═════ WORKING DATA ═════

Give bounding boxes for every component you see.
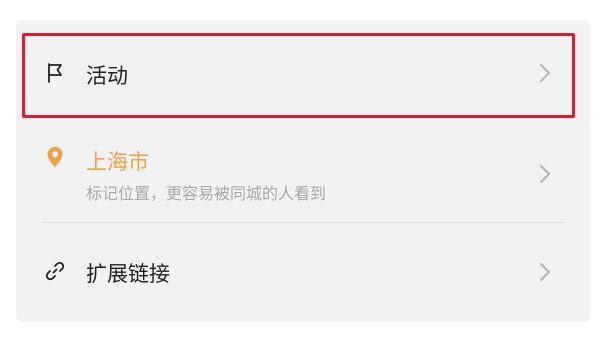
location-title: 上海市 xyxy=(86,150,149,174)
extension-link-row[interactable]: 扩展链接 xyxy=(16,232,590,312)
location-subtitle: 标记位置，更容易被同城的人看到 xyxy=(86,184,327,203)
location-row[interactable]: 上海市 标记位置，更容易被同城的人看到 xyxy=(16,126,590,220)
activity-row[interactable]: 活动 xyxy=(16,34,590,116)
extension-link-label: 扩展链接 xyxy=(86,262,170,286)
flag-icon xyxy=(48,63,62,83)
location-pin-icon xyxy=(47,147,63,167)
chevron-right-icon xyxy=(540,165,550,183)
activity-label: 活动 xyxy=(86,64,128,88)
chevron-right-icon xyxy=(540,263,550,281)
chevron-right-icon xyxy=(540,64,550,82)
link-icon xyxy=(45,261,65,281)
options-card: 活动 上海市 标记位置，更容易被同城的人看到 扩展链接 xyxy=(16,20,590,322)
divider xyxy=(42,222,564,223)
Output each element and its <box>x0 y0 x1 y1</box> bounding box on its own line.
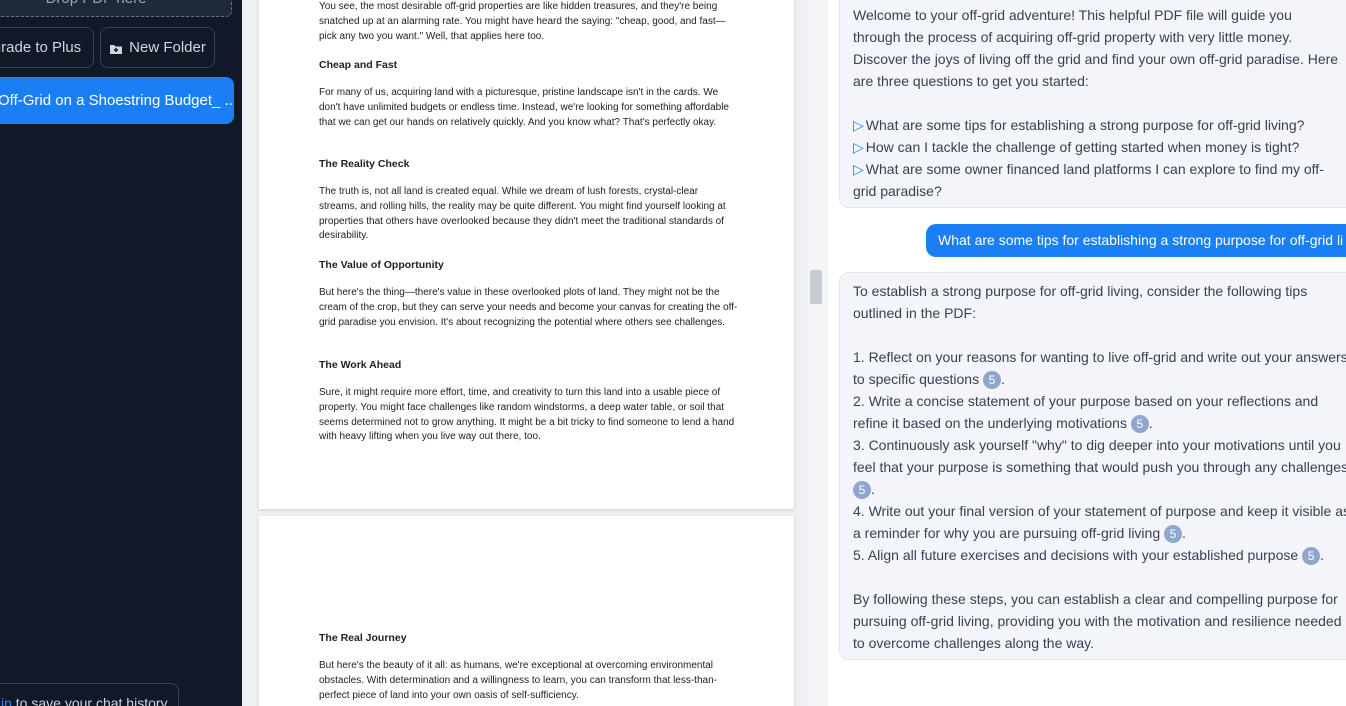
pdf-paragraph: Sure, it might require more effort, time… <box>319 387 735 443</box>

═════

- DO THIS -
Copy every one of the lines above character for character, leaving out the pictures.

- SOLUTION TO THIS PROBLEM -
Give bounding boxes for every component you see.
location-title: 上海市 xyxy=(86,150,149,174)
extension-link-row[interactable]: 扩展链接 xyxy=(16,232,590,312)
location-subtitle: 标记位置，更容易被同城的人看到 xyxy=(86,184,327,203)
location-row[interactable]: 上海市 标记位置，更容易被同城的人看到 xyxy=(16,126,590,220)
activity-row[interactable]: 活动 xyxy=(16,34,590,116)
extension-link-label: 扩展链接 xyxy=(86,262,170,286)
flag-icon xyxy=(48,63,62,83)
location-pin-icon xyxy=(47,147,63,167)
chevron-right-icon xyxy=(540,165,550,183)
activity-label: 活动 xyxy=(86,64,128,88)
chevron-right-icon xyxy=(540,263,550,281)
chevron-right-icon xyxy=(540,64,550,82)
link-icon xyxy=(45,261,65,281)
options-card: 活动 上海市 标记位置，更容易被同城的人看到 扩展链接 xyxy=(16,20,590,322)
divider xyxy=(42,222,564,223)
Output each element and its <box>x0 y0 x1 y1</box> bounding box on its own line.
pdf-paragraph: Sure, it might require more effort, time… <box>319 387 735 443</box>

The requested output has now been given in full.